Directions:
Write out the full set of records exactly. Any pictures in them do not belong in the copy.

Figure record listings
▶

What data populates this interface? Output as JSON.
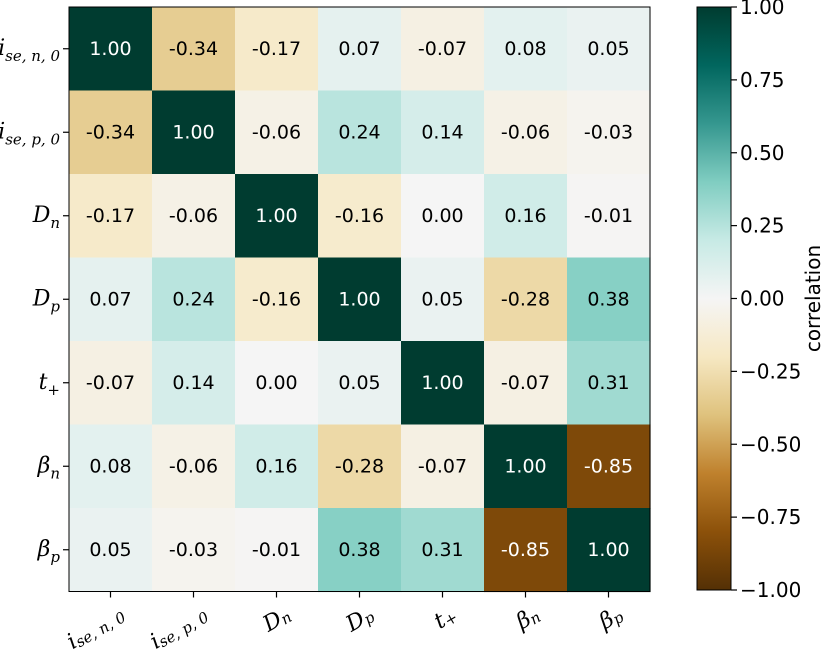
{
  "chart_data": {
    "type": "heatmap",
    "title": "",
    "labels": [
      {
        "base": "i",
        "sub": "se, n, 0"
      },
      {
        "base": "i",
        "sub": "se, p, 0"
      },
      {
        "base": "D",
        "sub": "n"
      },
      {
        "base": "D",
        "sub": "p"
      },
      {
        "base": "t",
        "sub": "+"
      },
      {
        "base": "β",
        "sub": "n"
      },
      {
        "base": "β",
        "sub": "p"
      }
    ],
    "matrix": [
      [
        1.0,
        -0.34,
        -0.17,
        0.07,
        -0.07,
        0.08,
        0.05
      ],
      [
        -0.34,
        1.0,
        -0.06,
        0.24,
        0.14,
        -0.06,
        -0.03
      ],
      [
        -0.17,
        -0.06,
        1.0,
        -0.16,
        0.0,
        0.16,
        -0.01
      ],
      [
        0.07,
        0.24,
        -0.16,
        1.0,
        0.05,
        -0.28,
        0.38
      ],
      [
        -0.07,
        0.14,
        0.0,
        0.05,
        1.0,
        -0.07,
        0.31
      ],
      [
        0.08,
        -0.06,
        0.16,
        -0.28,
        -0.07,
        1.0,
        -0.85
      ],
      [
        0.05,
        -0.03,
        -0.01,
        0.38,
        0.31,
        -0.85,
        1.0
      ]
    ],
    "value_format": "0.00",
    "colormap": "BrBG",
    "vmin": -1.0,
    "vmax": 1.0,
    "colorbar": {
      "label": "correlation",
      "ticks": [
        1.0,
        0.75,
        0.5,
        0.25,
        0.0,
        -0.25,
        -0.5,
        -0.75,
        -1.0
      ],
      "tick_labels": [
        "1.00",
        "0.75",
        "0.50",
        "0.25",
        "0.00",
        "−0.25",
        "−0.50",
        "−0.75",
        "−1.00"
      ]
    }
  }
}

◀

Completed exercise:
What data populates this interface? Output as JSON.
{
  "chart_data": {
    "type": "heatmap",
    "title": "",
    "labels": [
      {
        "base": "i",
        "sub": "se, n, 0"
      },
      {
        "base": "i",
        "sub": "se, p, 0"
      },
      {
        "base": "D",
        "sub": "n"
      },
      {
        "base": "D",
        "sub": "p"
      },
      {
        "base": "t",
        "sub": "+"
      },
      {
        "base": "β",
        "sub": "n"
      },
      {
        "base": "β",
        "sub": "p"
      }
    ],
    "matrix": [
      [
        1.0,
        -0.34,
        -0.17,
        0.07,
        -0.07,
        0.08,
        0.05
      ],
      [
        -0.34,
        1.0,
        -0.06,
        0.24,
        0.14,
        -0.06,
        -0.03
      ],
      [
        -0.17,
        -0.06,
        1.0,
        -0.16,
        0.0,
        0.16,
        -0.01
      ],
      [
        0.07,
        0.24,
        -0.16,
        1.0,
        0.05,
        -0.28,
        0.38
      ],
      [
        -0.07,
        0.14,
        0.0,
        0.05,
        1.0,
        -0.07,
        0.31
      ],
      [
        0.08,
        -0.06,
        0.16,
        -0.28,
        -0.07,
        1.0,
        -0.85
      ],
      [
        0.05,
        -0.03,
        -0.01,
        0.38,
        0.31,
        -0.85,
        1.0
      ]
    ],
    "value_format": "0.00",
    "colormap": "BrBG",
    "vmin": -1.0,
    "vmax": 1.0,
    "colorbar": {
      "label": "correlation",
      "ticks": [
        1.0,
        0.75,
        0.5,
        0.25,
        0.0,
        -0.25,
        -0.5,
        -0.75,
        -1.0
      ],
      "tick_labels": [
        "1.00",
        "0.75",
        "0.50",
        "0.25",
        "0.00",
        "−0.25",
        "−0.50",
        "−0.75",
        "−1.00"
      ]
    }
  }
}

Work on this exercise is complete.